# [SOURCE MATERIAL]

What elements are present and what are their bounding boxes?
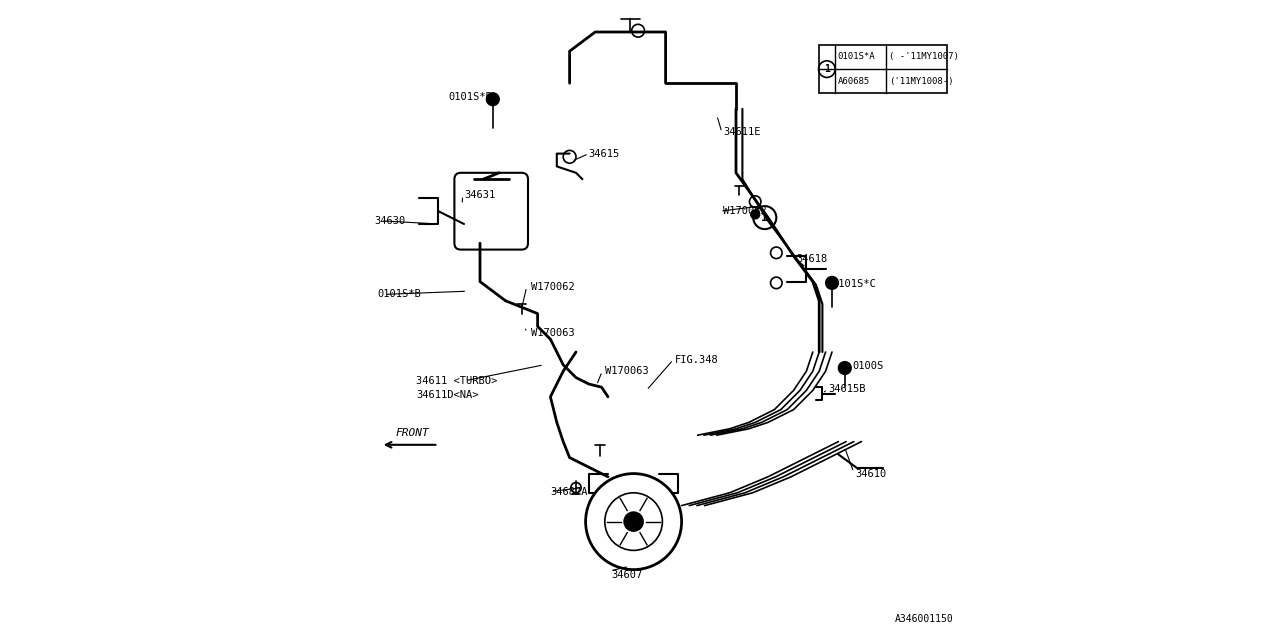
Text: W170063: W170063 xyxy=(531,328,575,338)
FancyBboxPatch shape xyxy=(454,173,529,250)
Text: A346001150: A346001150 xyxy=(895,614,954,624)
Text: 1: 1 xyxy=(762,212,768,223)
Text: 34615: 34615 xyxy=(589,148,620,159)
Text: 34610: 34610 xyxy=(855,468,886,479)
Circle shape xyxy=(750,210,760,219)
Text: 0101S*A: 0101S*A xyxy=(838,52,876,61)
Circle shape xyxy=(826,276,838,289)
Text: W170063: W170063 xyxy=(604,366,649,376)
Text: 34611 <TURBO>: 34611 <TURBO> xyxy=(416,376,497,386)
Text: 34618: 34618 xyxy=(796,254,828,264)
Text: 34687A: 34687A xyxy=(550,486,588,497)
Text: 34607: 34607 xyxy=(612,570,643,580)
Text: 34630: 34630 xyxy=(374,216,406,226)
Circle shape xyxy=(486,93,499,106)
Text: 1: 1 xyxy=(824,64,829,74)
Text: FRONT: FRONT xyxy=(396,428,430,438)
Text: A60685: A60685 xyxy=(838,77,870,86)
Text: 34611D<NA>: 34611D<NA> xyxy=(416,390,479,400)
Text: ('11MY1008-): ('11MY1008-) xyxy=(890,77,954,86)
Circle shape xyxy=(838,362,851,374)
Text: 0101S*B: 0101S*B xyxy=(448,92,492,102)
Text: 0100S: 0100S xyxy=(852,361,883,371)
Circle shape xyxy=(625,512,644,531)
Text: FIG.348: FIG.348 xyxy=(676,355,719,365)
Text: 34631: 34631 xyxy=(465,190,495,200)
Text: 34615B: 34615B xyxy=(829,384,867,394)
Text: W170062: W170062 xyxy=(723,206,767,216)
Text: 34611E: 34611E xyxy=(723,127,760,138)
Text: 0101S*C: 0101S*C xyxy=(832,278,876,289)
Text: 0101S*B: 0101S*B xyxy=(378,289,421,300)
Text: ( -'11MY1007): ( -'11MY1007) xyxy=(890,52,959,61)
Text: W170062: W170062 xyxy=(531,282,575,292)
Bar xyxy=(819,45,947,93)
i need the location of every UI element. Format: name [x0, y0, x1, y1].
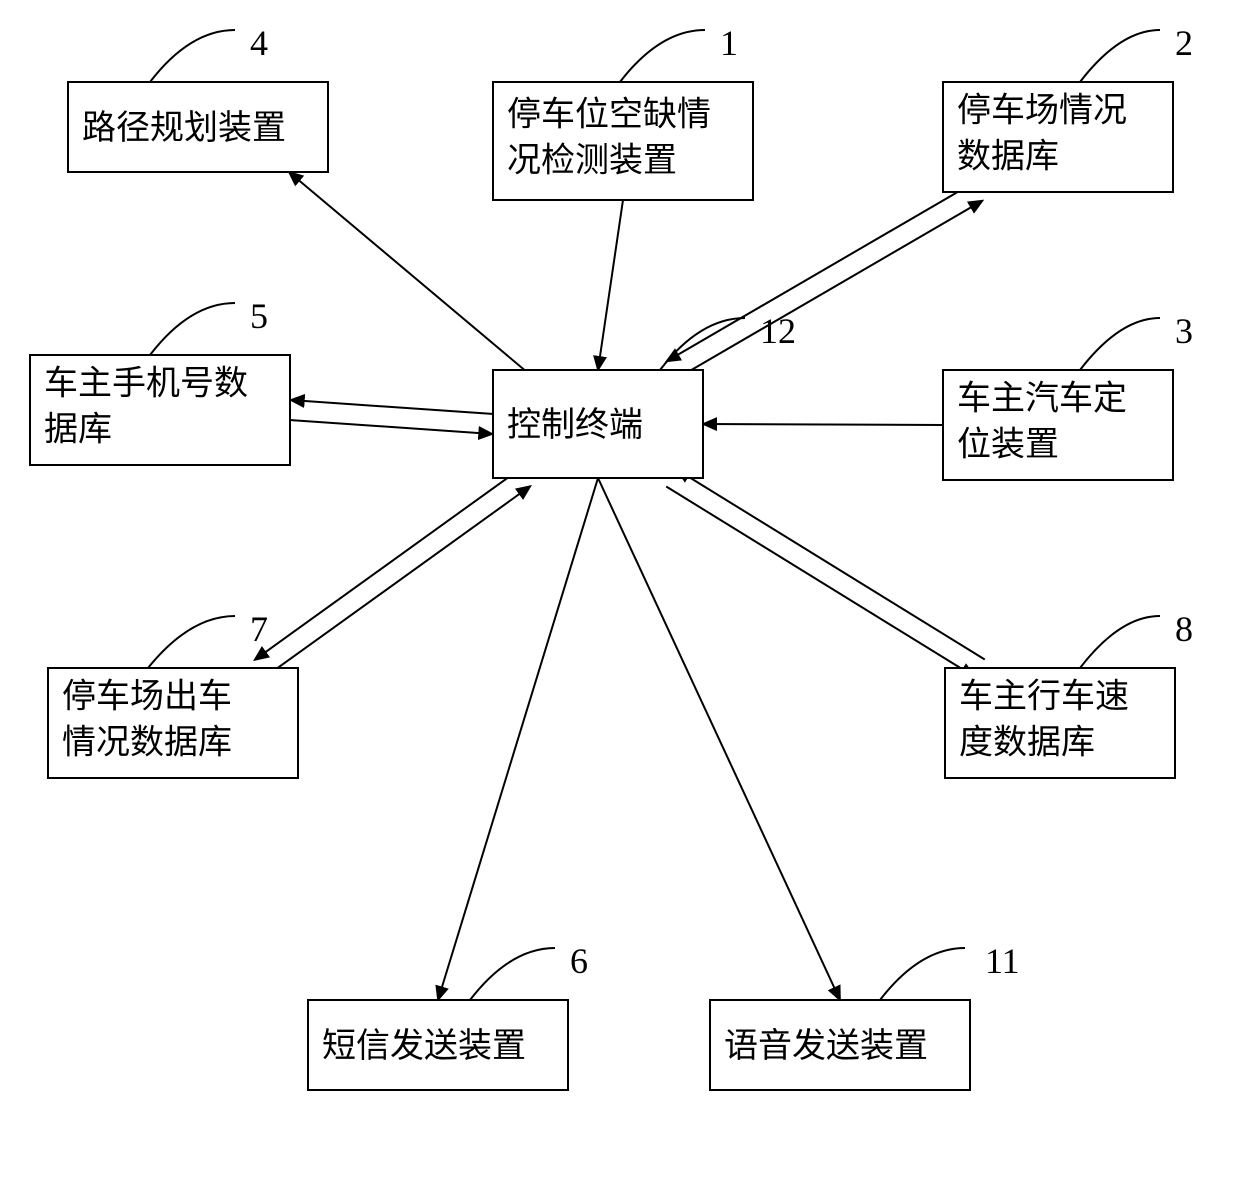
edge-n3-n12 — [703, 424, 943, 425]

# [DO THIS]
Extract every line in the records above that contains the string "shape". Only lines that match its capitalization count.

# [COMPLETE RESPONSE]
FancyBboxPatch shape xyxy=(454,173,529,250)
Circle shape xyxy=(750,210,760,219)
Circle shape xyxy=(826,276,838,289)
Circle shape xyxy=(486,93,499,106)
Circle shape xyxy=(838,362,851,374)
Circle shape xyxy=(625,512,644,531)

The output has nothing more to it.